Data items
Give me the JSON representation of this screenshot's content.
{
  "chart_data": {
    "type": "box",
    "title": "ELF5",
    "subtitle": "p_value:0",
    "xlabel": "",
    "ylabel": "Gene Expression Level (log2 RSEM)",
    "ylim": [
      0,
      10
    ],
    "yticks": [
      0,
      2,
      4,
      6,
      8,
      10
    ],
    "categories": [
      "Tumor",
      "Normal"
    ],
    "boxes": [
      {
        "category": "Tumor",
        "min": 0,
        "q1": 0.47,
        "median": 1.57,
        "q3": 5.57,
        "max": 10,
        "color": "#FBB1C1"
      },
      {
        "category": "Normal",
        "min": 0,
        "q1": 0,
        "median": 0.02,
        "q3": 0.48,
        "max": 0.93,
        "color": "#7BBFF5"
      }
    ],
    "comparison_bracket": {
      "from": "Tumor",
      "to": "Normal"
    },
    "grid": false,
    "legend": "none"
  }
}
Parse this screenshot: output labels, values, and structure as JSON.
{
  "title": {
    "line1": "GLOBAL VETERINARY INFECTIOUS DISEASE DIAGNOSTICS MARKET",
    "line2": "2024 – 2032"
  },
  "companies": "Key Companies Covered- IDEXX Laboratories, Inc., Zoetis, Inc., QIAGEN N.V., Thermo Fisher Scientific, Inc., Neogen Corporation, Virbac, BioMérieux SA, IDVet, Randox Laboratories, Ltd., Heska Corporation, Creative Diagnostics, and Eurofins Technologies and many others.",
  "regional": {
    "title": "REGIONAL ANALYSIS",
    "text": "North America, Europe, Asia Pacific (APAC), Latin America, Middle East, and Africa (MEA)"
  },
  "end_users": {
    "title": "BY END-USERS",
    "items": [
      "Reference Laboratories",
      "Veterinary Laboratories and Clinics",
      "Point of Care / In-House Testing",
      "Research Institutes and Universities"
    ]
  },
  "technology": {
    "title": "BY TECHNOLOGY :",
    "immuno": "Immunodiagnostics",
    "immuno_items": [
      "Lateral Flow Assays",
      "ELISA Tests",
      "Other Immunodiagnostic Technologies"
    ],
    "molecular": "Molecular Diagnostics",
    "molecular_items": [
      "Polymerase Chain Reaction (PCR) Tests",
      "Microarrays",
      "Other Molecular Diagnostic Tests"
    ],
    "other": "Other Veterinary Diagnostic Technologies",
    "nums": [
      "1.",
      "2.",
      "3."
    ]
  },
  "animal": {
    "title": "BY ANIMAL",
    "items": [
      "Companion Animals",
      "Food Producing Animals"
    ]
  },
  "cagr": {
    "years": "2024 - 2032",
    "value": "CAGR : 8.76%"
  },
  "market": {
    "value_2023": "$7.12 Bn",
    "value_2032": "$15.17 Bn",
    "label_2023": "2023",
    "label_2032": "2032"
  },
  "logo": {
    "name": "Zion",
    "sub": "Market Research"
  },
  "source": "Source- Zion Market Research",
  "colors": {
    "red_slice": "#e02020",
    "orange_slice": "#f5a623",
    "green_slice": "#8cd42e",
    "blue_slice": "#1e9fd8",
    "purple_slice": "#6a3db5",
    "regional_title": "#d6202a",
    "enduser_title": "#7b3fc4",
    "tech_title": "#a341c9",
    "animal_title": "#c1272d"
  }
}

WORK REQUEST
Report how many lines of the records hold the word "Tests", and supply no other text.

RESULT BELOW
3